** What you have to do **
For each line below that includes the word "doivent", make a copy.

▼▼▼

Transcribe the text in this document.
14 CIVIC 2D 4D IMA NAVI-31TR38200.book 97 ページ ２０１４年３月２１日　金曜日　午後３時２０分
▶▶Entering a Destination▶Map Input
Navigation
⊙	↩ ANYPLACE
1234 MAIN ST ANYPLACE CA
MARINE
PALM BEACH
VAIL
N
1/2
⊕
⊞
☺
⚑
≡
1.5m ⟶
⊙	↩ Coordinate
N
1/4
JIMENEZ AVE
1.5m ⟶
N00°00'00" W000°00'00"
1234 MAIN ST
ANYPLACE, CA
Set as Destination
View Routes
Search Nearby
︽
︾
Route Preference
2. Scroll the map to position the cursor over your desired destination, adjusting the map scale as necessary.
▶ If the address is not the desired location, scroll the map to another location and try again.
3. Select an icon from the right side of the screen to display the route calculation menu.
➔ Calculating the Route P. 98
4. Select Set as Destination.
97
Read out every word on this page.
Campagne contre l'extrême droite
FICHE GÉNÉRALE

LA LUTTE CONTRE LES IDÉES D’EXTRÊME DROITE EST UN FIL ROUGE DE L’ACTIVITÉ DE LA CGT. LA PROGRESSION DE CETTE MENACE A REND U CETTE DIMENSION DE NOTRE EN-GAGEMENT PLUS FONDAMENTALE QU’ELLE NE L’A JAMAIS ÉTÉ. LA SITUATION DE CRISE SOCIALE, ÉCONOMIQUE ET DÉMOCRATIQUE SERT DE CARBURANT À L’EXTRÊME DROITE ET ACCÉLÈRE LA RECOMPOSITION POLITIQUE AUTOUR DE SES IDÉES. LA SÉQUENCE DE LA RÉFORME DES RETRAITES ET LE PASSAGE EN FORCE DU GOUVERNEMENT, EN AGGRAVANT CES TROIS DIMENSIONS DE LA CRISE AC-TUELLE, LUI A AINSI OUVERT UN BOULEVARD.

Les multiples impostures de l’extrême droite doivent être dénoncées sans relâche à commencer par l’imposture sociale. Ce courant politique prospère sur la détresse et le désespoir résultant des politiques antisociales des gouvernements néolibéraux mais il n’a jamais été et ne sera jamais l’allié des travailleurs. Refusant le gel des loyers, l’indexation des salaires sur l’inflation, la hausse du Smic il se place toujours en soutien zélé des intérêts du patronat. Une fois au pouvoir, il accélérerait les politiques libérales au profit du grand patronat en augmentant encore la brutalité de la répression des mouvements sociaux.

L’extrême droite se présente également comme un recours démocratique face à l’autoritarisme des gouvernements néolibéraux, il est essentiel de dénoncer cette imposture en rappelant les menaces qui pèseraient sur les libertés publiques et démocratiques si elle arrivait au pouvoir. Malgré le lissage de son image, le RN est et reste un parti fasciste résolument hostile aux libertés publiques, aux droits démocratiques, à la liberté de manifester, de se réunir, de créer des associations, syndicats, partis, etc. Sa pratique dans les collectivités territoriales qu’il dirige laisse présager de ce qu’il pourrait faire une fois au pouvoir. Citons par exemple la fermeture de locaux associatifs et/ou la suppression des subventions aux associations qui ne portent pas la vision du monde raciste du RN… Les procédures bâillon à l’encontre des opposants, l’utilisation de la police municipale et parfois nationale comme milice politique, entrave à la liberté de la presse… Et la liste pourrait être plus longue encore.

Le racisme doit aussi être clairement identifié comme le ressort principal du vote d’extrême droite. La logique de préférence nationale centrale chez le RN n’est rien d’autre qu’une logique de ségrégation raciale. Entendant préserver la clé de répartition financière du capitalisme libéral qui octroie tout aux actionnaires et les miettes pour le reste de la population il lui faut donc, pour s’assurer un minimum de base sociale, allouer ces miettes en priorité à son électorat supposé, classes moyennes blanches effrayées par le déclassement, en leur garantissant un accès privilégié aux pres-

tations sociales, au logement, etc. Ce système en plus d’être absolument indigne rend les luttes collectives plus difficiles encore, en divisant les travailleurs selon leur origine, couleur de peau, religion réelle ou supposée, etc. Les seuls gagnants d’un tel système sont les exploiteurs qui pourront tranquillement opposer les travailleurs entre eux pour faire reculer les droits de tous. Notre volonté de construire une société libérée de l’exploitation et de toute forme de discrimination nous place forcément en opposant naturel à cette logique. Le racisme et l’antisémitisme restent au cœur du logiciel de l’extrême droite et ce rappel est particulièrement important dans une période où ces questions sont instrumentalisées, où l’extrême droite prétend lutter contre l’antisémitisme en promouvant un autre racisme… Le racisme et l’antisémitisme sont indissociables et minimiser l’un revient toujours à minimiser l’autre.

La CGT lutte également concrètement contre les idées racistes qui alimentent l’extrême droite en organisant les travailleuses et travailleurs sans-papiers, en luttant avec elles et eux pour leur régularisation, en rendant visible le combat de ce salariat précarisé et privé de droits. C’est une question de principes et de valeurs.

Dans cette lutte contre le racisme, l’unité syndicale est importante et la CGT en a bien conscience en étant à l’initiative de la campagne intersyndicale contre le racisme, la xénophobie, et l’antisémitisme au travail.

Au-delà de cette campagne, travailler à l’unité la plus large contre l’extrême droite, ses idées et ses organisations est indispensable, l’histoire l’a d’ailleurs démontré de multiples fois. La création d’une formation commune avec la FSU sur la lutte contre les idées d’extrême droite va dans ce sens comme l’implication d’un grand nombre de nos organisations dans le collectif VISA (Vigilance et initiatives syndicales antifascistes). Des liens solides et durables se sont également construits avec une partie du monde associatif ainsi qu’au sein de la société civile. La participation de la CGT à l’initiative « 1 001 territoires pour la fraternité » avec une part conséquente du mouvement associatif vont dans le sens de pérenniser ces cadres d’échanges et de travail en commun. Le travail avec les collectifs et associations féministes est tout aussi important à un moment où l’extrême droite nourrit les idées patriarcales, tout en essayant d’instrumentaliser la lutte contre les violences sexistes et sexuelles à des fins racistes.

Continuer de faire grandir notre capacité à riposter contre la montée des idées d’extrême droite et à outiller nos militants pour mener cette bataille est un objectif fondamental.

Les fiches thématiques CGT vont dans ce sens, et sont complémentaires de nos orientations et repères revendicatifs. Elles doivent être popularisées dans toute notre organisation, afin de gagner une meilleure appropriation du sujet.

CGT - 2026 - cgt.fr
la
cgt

▲▲▲

** Output of the task **
Les multiples impostures de l’extrême droite doivent être dénoncées sans relâche à commencer par l’imposture sociale. Ce courant politique prospère sur la détresse et le désespoir résultant des politiques antisociales des gouvernements néolibéraux mais il n’a jamais été et ne sera jamais l’allié des travailleurs. Refusant le gel des loyers, l’indexation des salaires sur l’inflation, la hausse du Smic il se place toujours en soutien zélé des intérêts du patronat. Une fois au pouvoir, il accélérerait les politiques libérales au profit du grand patronat en augmentant encore la brutalité de la répression des mouvements sociaux.
Les fiches thématiques CGT vont dans ce sens, et sont complémentaires de nos orientations et repères revendicatifs. Elles doivent être popularisées dans toute notre organisation, afin de gagner une meilleure appropriation du sujet.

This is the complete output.